** start of ENTRIES SHOWN **

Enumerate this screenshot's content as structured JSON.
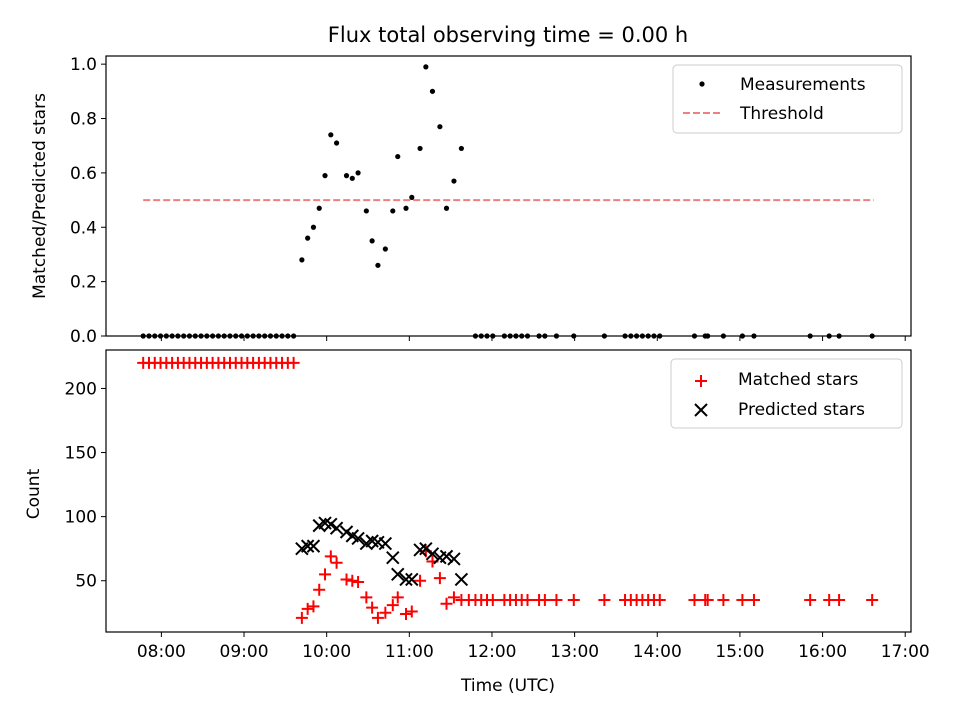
{
  "chart_data": {
    "type": "scatter",
    "title": "Flux total observing time = 0.00 h",
    "xlabel": "Time (UTC)",
    "xlim": [
      7.33,
      17.07
    ],
    "xticks": [
      8,
      9,
      10,
      11,
      12,
      13,
      14,
      15,
      16,
      17
    ],
    "xtick_labels": [
      "08:00",
      "09:00",
      "10:00",
      "11:00",
      "12:00",
      "13:00",
      "14:00",
      "15:00",
      "16:00",
      "17:00"
    ],
    "top": {
      "ylabel": "Matched/Predicted stars",
      "ylim": [
        0,
        1.03
      ],
      "yticks": [
        0.0,
        0.2,
        0.4,
        0.6,
        0.8,
        1.0
      ],
      "ytick_labels": [
        "0.0",
        "0.2",
        "0.4",
        "0.6",
        "0.8",
        "1.0"
      ],
      "legend": [
        "Measurements",
        "Threshold"
      ],
      "threshold": {
        "value": 0.5,
        "x_start": 7.78,
        "x_end": 16.62
      },
      "measurements": [
        [
          7.78,
          0
        ],
        [
          7.85,
          0
        ],
        [
          7.92,
          0
        ],
        [
          7.99,
          0
        ],
        [
          8.06,
          0
        ],
        [
          8.13,
          0
        ],
        [
          8.2,
          0
        ],
        [
          8.27,
          0
        ],
        [
          8.34,
          0
        ],
        [
          8.41,
          0
        ],
        [
          8.48,
          0
        ],
        [
          8.55,
          0
        ],
        [
          8.62,
          0
        ],
        [
          8.69,
          0
        ],
        [
          8.76,
          0
        ],
        [
          8.83,
          0
        ],
        [
          8.9,
          0
        ],
        [
          8.97,
          0
        ],
        [
          9.04,
          0
        ],
        [
          9.11,
          0
        ],
        [
          9.18,
          0
        ],
        [
          9.25,
          0
        ],
        [
          9.32,
          0
        ],
        [
          9.39,
          0
        ],
        [
          9.46,
          0
        ],
        [
          9.53,
          0
        ],
        [
          9.6,
          0
        ],
        [
          9.7,
          0.28
        ],
        [
          9.77,
          0.36
        ],
        [
          9.84,
          0.4
        ],
        [
          9.91,
          0.47
        ],
        [
          9.98,
          0.59
        ],
        [
          10.05,
          0.74
        ],
        [
          10.12,
          0.71
        ],
        [
          10.24,
          0.59
        ],
        [
          10.31,
          0.58
        ],
        [
          10.38,
          0.6
        ],
        [
          10.48,
          0.46
        ],
        [
          10.55,
          0.35
        ],
        [
          10.62,
          0.26
        ],
        [
          10.71,
          0.32
        ],
        [
          10.8,
          0.46
        ],
        [
          10.86,
          0.66
        ],
        [
          10.96,
          0.47
        ],
        [
          11.03,
          0.51
        ],
        [
          11.13,
          0.69
        ],
        [
          11.2,
          0.99
        ],
        [
          11.28,
          0.9
        ],
        [
          11.37,
          0.77
        ],
        [
          11.45,
          0.47
        ],
        [
          11.54,
          0.57
        ],
        [
          11.63,
          0.69
        ],
        [
          11.8,
          0
        ],
        [
          11.87,
          0
        ],
        [
          11.94,
          0
        ],
        [
          12.01,
          0
        ],
        [
          12.15,
          0
        ],
        [
          12.22,
          0
        ],
        [
          12.29,
          0
        ],
        [
          12.36,
          0
        ],
        [
          12.43,
          0
        ],
        [
          12.57,
          0
        ],
        [
          12.64,
          0
        ],
        [
          12.78,
          0
        ],
        [
          12.99,
          0
        ],
        [
          13.36,
          0
        ],
        [
          13.61,
          0
        ],
        [
          13.68,
          0
        ],
        [
          13.75,
          0
        ],
        [
          13.82,
          0
        ],
        [
          13.89,
          0
        ],
        [
          13.96,
          0
        ],
        [
          14.03,
          0
        ],
        [
          14.45,
          0
        ],
        [
          14.58,
          0
        ],
        [
          14.61,
          0
        ],
        [
          14.8,
          0
        ],
        [
          15.03,
          0
        ],
        [
          15.17,
          0
        ],
        [
          15.85,
          0
        ],
        [
          16.08,
          0
        ],
        [
          16.2,
          0
        ],
        [
          16.6,
          0
        ]
      ]
    },
    "bottom": {
      "ylabel": "Count",
      "ylim": [
        10,
        230
      ],
      "yticks": [
        50,
        100,
        150,
        200
      ],
      "ytick_labels": [
        "50",
        "100",
        "150",
        "200"
      ],
      "series": [
        {
          "name": "Matched stars",
          "marker": "plus",
          "color": "#ff0000",
          "points": [
            [
              7.78,
              220
            ],
            [
              7.85,
              220
            ],
            [
              7.92,
              220
            ],
            [
              7.99,
              220
            ],
            [
              8.06,
              220
            ],
            [
              8.13,
              220
            ],
            [
              8.2,
              220
            ],
            [
              8.27,
              220
            ],
            [
              8.34,
              220
            ],
            [
              8.41,
              220
            ],
            [
              8.48,
              220
            ],
            [
              8.55,
              220
            ],
            [
              8.62,
              220
            ],
            [
              8.69,
              220
            ],
            [
              8.76,
              220
            ],
            [
              8.83,
              220
            ],
            [
              8.9,
              220
            ],
            [
              8.97,
              220
            ],
            [
              9.04,
              220
            ],
            [
              9.11,
              220
            ],
            [
              9.18,
              220
            ],
            [
              9.25,
              220
            ],
            [
              9.32,
              220
            ],
            [
              9.39,
              220
            ],
            [
              9.46,
              220
            ],
            [
              9.53,
              220
            ],
            [
              9.6,
              220
            ],
            [
              9.7,
              21
            ],
            [
              9.77,
              28
            ],
            [
              9.84,
              30
            ],
            [
              9.91,
              43
            ],
            [
              9.98,
              55
            ],
            [
              10.05,
              69
            ],
            [
              10.12,
              64
            ],
            [
              10.24,
              51
            ],
            [
              10.31,
              50
            ],
            [
              10.38,
              49
            ],
            [
              10.48,
              37
            ],
            [
              10.55,
              29
            ],
            [
              10.62,
              21
            ],
            [
              10.71,
              25
            ],
            [
              10.8,
              31
            ],
            [
              10.86,
              37
            ],
            [
              10.96,
              24
            ],
            [
              11.03,
              26
            ],
            [
              11.13,
              50
            ],
            [
              11.2,
              73
            ],
            [
              11.28,
              65
            ],
            [
              11.37,
              52
            ],
            [
              11.45,
              32
            ],
            [
              11.54,
              37
            ],
            [
              11.63,
              35
            ],
            [
              11.72,
              35
            ],
            [
              11.8,
              35
            ],
            [
              11.87,
              35
            ],
            [
              11.94,
              35
            ],
            [
              12.01,
              35
            ],
            [
              12.15,
              35
            ],
            [
              12.22,
              35
            ],
            [
              12.29,
              35
            ],
            [
              12.36,
              35
            ],
            [
              12.43,
              35
            ],
            [
              12.57,
              35
            ],
            [
              12.64,
              35
            ],
            [
              12.78,
              35
            ],
            [
              12.99,
              35
            ],
            [
              13.36,
              35
            ],
            [
              13.61,
              35
            ],
            [
              13.68,
              35
            ],
            [
              13.75,
              35
            ],
            [
              13.82,
              35
            ],
            [
              13.89,
              35
            ],
            [
              13.96,
              35
            ],
            [
              14.03,
              35
            ],
            [
              14.45,
              35
            ],
            [
              14.58,
              35
            ],
            [
              14.61,
              35
            ],
            [
              14.8,
              35
            ],
            [
              15.03,
              35
            ],
            [
              15.17,
              35
            ],
            [
              15.85,
              35
            ],
            [
              16.08,
              35
            ],
            [
              16.2,
              35
            ],
            [
              16.6,
              35
            ]
          ]
        },
        {
          "name": "Predicted stars",
          "marker": "x",
          "color": "#000000",
          "points": [
            [
              9.7,
              75
            ],
            [
              9.77,
              77
            ],
            [
              9.84,
              77
            ],
            [
              9.91,
              93
            ],
            [
              9.98,
              95
            ],
            [
              10.05,
              94
            ],
            [
              10.12,
              91
            ],
            [
              10.24,
              88
            ],
            [
              10.31,
              85
            ],
            [
              10.38,
              83
            ],
            [
              10.48,
              79
            ],
            [
              10.55,
              81
            ],
            [
              10.62,
              80
            ],
            [
              10.71,
              79
            ],
            [
              10.8,
              68
            ],
            [
              10.86,
              55
            ],
            [
              10.96,
              51
            ],
            [
              11.03,
              51
            ],
            [
              11.13,
              74
            ],
            [
              11.2,
              75
            ],
            [
              11.28,
              71
            ],
            [
              11.37,
              68
            ],
            [
              11.45,
              69
            ],
            [
              11.54,
              67
            ],
            [
              11.63,
              51
            ]
          ]
        }
      ]
    }
  }
}
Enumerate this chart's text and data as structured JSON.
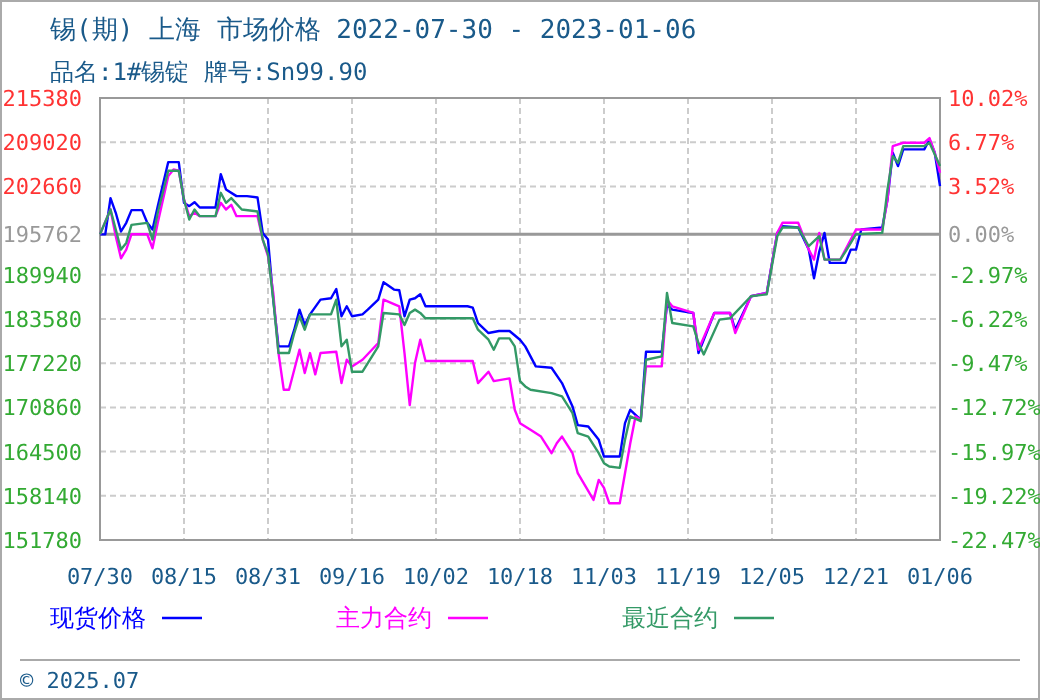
{
  "chart_data": {
    "type": "line",
    "title": "锡(期) 上海 市场价格 2022-07-30 - 2023-01-06",
    "subtitle": "品名:1#锡锭 牌号:Sn99.90",
    "annotations": [
      "© 2025.07"
    ],
    "xlim": [
      "2022-07-30",
      "2023-01-06"
    ],
    "xticks": [
      {
        "value": "2022-07-30",
        "label": "07/30"
      },
      {
        "value": "2022-08-15",
        "label": "08/15"
      },
      {
        "value": "2022-08-31",
        "label": "08/31"
      },
      {
        "value": "2022-09-16",
        "label": "09/16"
      },
      {
        "value": "2022-10-02",
        "label": "10/02"
      },
      {
        "value": "2022-10-18",
        "label": "10/18"
      },
      {
        "value": "2022-11-03",
        "label": "11/03"
      },
      {
        "value": "2022-11-19",
        "label": "11/19"
      },
      {
        "value": "2022-12-05",
        "label": "12/05"
      },
      {
        "value": "2022-12-21",
        "label": "12/21"
      },
      {
        "value": "2023-01-06",
        "label": "01/06"
      }
    ],
    "ylim": [
      151780,
      215380
    ],
    "yticks": [
      151780,
      158140,
      164500,
      170860,
      177220,
      183580,
      189940,
      195762,
      202660,
      209020,
      215380
    ],
    "y2lim": [
      -22.47,
      10.02
    ],
    "y2ticks": [
      {
        "value": -22.47,
        "label": "-22.47%"
      },
      {
        "value": -19.22,
        "label": "-19.22%"
      },
      {
        "value": -15.97,
        "label": "-15.97%"
      },
      {
        "value": -12.72,
        "label": "-12.72%"
      },
      {
        "value": -9.47,
        "label": "-9.47%"
      },
      {
        "value": -6.22,
        "label": "-6.22%"
      },
      {
        "value": -2.97,
        "label": "-2.97%"
      },
      {
        "value": 0,
        "label": "0.00%"
      },
      {
        "value": 3.52,
        "label": "3.52%"
      },
      {
        "value": 6.77,
        "label": "6.77%"
      },
      {
        "value": 10.02,
        "label": "10.02%"
      }
    ],
    "ref_lines": [
      {
        "axis": "y",
        "value": 195762,
        "color": "#999999"
      }
    ],
    "grid": true,
    "legend": "bottom",
    "marker": "none",
    "line_style": "solid",
    "series": [
      {
        "name": "现货价格",
        "color": "#0000ff",
        "x": [
          "2022-07-30",
          "2022-07-31",
          "2022-08-01",
          "2022-08-02",
          "2022-08-03",
          "2022-08-04",
          "2022-08-05",
          "2022-08-07",
          "2022-08-08",
          "2022-08-09",
          "2022-08-10",
          "2022-08-12",
          "2022-08-14",
          "2022-08-15",
          "2022-08-16",
          "2022-08-17",
          "2022-08-18",
          "2022-08-21",
          "2022-08-22",
          "2022-08-23",
          "2022-08-25",
          "2022-08-27",
          "2022-08-29",
          "2022-08-30",
          "2022-08-31",
          "2022-09-01",
          "2022-09-02",
          "2022-09-04",
          "2022-09-05",
          "2022-09-06",
          "2022-09-07",
          "2022-09-08",
          "2022-09-10",
          "2022-09-12",
          "2022-09-13",
          "2022-09-14",
          "2022-09-15",
          "2022-09-16",
          "2022-09-18",
          "2022-09-19",
          "2022-09-21",
          "2022-09-22",
          "2022-09-24",
          "2022-09-25",
          "2022-09-26",
          "2022-09-27",
          "2022-09-28",
          "2022-09-29",
          "2022-09-30",
          "2022-10-08",
          "2022-10-09",
          "2022-10-10",
          "2022-10-12",
          "2022-10-14",
          "2022-10-16",
          "2022-10-18",
          "2022-10-19",
          "2022-10-21",
          "2022-10-24",
          "2022-10-26",
          "2022-10-28",
          "2022-10-29",
          "2022-10-31",
          "2022-11-02",
          "2022-11-03",
          "2022-11-06",
          "2022-11-07",
          "2022-11-08",
          "2022-11-10",
          "2022-11-11",
          "2022-11-14",
          "2022-11-15",
          "2022-11-16",
          "2022-11-20",
          "2022-11-21",
          "2022-11-24",
          "2022-11-27",
          "2022-11-28",
          "2022-12-01",
          "2022-12-04",
          "2022-12-06",
          "2022-12-07",
          "2022-12-10",
          "2022-12-12",
          "2022-12-13",
          "2022-12-14",
          "2022-12-15",
          "2022-12-16",
          "2022-12-19",
          "2022-12-20",
          "2022-12-21",
          "2022-12-22",
          "2022-12-26",
          "2022-12-27",
          "2022-12-28",
          "2022-12-29",
          "2022-12-30",
          "2023-01-03",
          "2023-01-04",
          "2023-01-05",
          "2023-01-06"
        ],
        "values": [
          195762,
          195762,
          200970,
          198860,
          196170,
          197420,
          199240,
          199240,
          197420,
          196450,
          199820,
          206160,
          206160,
          200300,
          199820,
          200390,
          199620,
          199620,
          204430,
          202220,
          201260,
          201260,
          201070,
          195970,
          195010,
          186370,
          179640,
          179640,
          182040,
          184930,
          182720,
          184250,
          186370,
          186560,
          187900,
          183970,
          185410,
          183970,
          184250,
          184930,
          186370,
          188870,
          187810,
          187710,
          183970,
          186370,
          186560,
          187140,
          185410,
          185410,
          185210,
          183000,
          181560,
          181850,
          181850,
          180600,
          179640,
          176760,
          176570,
          174360,
          171000,
          168310,
          168120,
          166190,
          163790,
          163790,
          168590,
          170520,
          169070,
          178870,
          178870,
          185600,
          184930,
          184450,
          178680,
          184450,
          184450,
          182040,
          186850,
          187330,
          195970,
          196940,
          196740,
          193570,
          189440,
          193280,
          195970,
          191650,
          191650,
          193570,
          193570,
          196450,
          196740,
          200780,
          207500,
          205580,
          207980,
          207980,
          209420,
          207500,
          202700
        ]
      },
      {
        "name": "主力合约",
        "color": "#ff00ff",
        "x": [
          "2022-07-30",
          "2022-08-01",
          "2022-08-02",
          "2022-08-03",
          "2022-08-04",
          "2022-08-05",
          "2022-08-08",
          "2022-08-09",
          "2022-08-10",
          "2022-08-12",
          "2022-08-13",
          "2022-08-14",
          "2022-08-15",
          "2022-08-16",
          "2022-08-17",
          "2022-08-18",
          "2022-08-21",
          "2022-08-22",
          "2022-08-23",
          "2022-08-24",
          "2022-08-25",
          "2022-08-29",
          "2022-08-30",
          "2022-08-31",
          "2022-09-01",
          "2022-09-02",
          "2022-09-03",
          "2022-09-04",
          "2022-09-06",
          "2022-09-07",
          "2022-09-08",
          "2022-09-09",
          "2022-09-10",
          "2022-09-13",
          "2022-09-14",
          "2022-09-15",
          "2022-09-16",
          "2022-09-18",
          "2022-09-21",
          "2022-09-22",
          "2022-09-25",
          "2022-09-26",
          "2022-09-27",
          "2022-09-28",
          "2022-09-29",
          "2022-09-30",
          "2022-10-09",
          "2022-10-10",
          "2022-10-12",
          "2022-10-13",
          "2022-10-16",
          "2022-10-17",
          "2022-10-18",
          "2022-10-20",
          "2022-10-22",
          "2022-10-24",
          "2022-10-25",
          "2022-10-26",
          "2022-10-28",
          "2022-10-29",
          "2022-11-01",
          "2022-11-02",
          "2022-11-03",
          "2022-11-04",
          "2022-11-06",
          "2022-11-07",
          "2022-11-08",
          "2022-11-09",
          "2022-11-10",
          "2022-11-11",
          "2022-11-14",
          "2022-11-15",
          "2022-11-16",
          "2022-11-20",
          "2022-11-21",
          "2022-11-24",
          "2022-11-27",
          "2022-11-28",
          "2022-12-01",
          "2022-12-04",
          "2022-12-06",
          "2022-12-07",
          "2022-12-10",
          "2022-12-12",
          "2022-12-13",
          "2022-12-14",
          "2022-12-15",
          "2022-12-18",
          "2022-12-19",
          "2022-12-21",
          "2022-12-26",
          "2022-12-27",
          "2022-12-28",
          "2022-12-30",
          "2023-01-03",
          "2023-01-04",
          "2023-01-05",
          "2023-01-06"
        ],
        "values": [
          195762,
          199340,
          195490,
          192320,
          193570,
          195780,
          195780,
          193760,
          197420,
          204140,
          205100,
          204910,
          200780,
          198380,
          198860,
          198380,
          198380,
          200300,
          199340,
          200010,
          198380,
          198380,
          195010,
          192610,
          187330,
          178680,
          173400,
          173400,
          179160,
          175800,
          178680,
          175610,
          178680,
          178870,
          174360,
          177720,
          176760,
          177720,
          180120,
          186370,
          185410,
          178680,
          171190,
          177240,
          180600,
          177530,
          177530,
          174360,
          175990,
          174650,
          175030,
          170520,
          168590,
          167630,
          166670,
          164270,
          165710,
          166670,
          164270,
          161390,
          157550,
          160430,
          159270,
          157070,
          157070,
          161390,
          165710,
          169560,
          169070,
          176760,
          176760,
          186370,
          185410,
          184450,
          179160,
          184450,
          184450,
          181560,
          186850,
          187330,
          195970,
          197420,
          197420,
          193570,
          192130,
          195970,
          192130,
          192130,
          193570,
          196450,
          196450,
          200780,
          208460,
          208940,
          208940,
          209620,
          207500,
          204620
        ]
      },
      {
        "name": "最近合约",
        "color": "#339966",
        "x": [
          "2022-07-30",
          "2022-08-01",
          "2022-08-02",
          "2022-08-03",
          "2022-08-04",
          "2022-08-05",
          "2022-08-08",
          "2022-08-09",
          "2022-08-10",
          "2022-08-12",
          "2022-08-14",
          "2022-08-15",
          "2022-08-16",
          "2022-08-17",
          "2022-08-18",
          "2022-08-21",
          "2022-08-22",
          "2022-08-23",
          "2022-08-24",
          "2022-08-26",
          "2022-08-29",
          "2022-08-30",
          "2022-08-31",
          "2022-09-01",
          "2022-09-02",
          "2022-09-04",
          "2022-09-05",
          "2022-09-06",
          "2022-09-07",
          "2022-09-08",
          "2022-09-12",
          "2022-09-13",
          "2022-09-14",
          "2022-09-15",
          "2022-09-16",
          "2022-09-18",
          "2022-09-21",
          "2022-09-22",
          "2022-09-25",
          "2022-09-26",
          "2022-09-27",
          "2022-09-28",
          "2022-09-29",
          "2022-09-30",
          "2022-10-09",
          "2022-10-10",
          "2022-10-12",
          "2022-10-13",
          "2022-10-14",
          "2022-10-16",
          "2022-10-17",
          "2022-10-18",
          "2022-10-19",
          "2022-10-20",
          "2022-10-24",
          "2022-10-26",
          "2022-10-28",
          "2022-10-29",
          "2022-10-31",
          "2022-11-02",
          "2022-11-03",
          "2022-11-04",
          "2022-11-06",
          "2022-11-07",
          "2022-11-08",
          "2022-11-10",
          "2022-11-11",
          "2022-11-14",
          "2022-11-15",
          "2022-11-16",
          "2022-11-20",
          "2022-11-21",
          "2022-11-22",
          "2022-11-25",
          "2022-11-27",
          "2022-12-01",
          "2022-12-04",
          "2022-12-06",
          "2022-12-07",
          "2022-12-10",
          "2022-12-12",
          "2022-12-14",
          "2022-12-15",
          "2022-12-18",
          "2022-12-19",
          "2022-12-21",
          "2022-12-26",
          "2022-12-27",
          "2022-12-28",
          "2022-12-29",
          "2022-12-30",
          "2023-01-03",
          "2023-01-04",
          "2023-01-06"
        ],
        "values": [
          195762,
          199340,
          196450,
          193570,
          194530,
          197130,
          197420,
          195010,
          198860,
          204910,
          204910,
          200780,
          197900,
          199340,
          198380,
          198380,
          201740,
          200300,
          200970,
          199340,
          199050,
          195010,
          192900,
          186370,
          178680,
          178680,
          181560,
          183970,
          182040,
          184250,
          184250,
          186370,
          179640,
          180600,
          175990,
          175990,
          179640,
          184450,
          184250,
          182720,
          184450,
          184930,
          184450,
          183680,
          183680,
          182040,
          180600,
          179160,
          180790,
          180790,
          179640,
          174650,
          173880,
          173400,
          172920,
          172440,
          170040,
          167150,
          166670,
          164270,
          162830,
          162350,
          162160,
          166190,
          169560,
          168880,
          177720,
          178200,
          187330,
          183000,
          182520,
          180120,
          178490,
          183490,
          183680,
          186850,
          187140,
          195490,
          196740,
          196740,
          194050,
          195490,
          192130,
          192130,
          193280,
          195780,
          195970,
          202220,
          207020,
          206060,
          208460,
          208460,
          208940,
          205580
        ]
      }
    ]
  }
}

** end of ENTRIES SHOWN **

◆ **STATED PROBLEM**: Every line that holds the word "ylabel" should be extracted.

◆ **CORRECT RESPONSE**:
      "ylabel": "Matched/Predicted stars",
      "ylabel": "Count",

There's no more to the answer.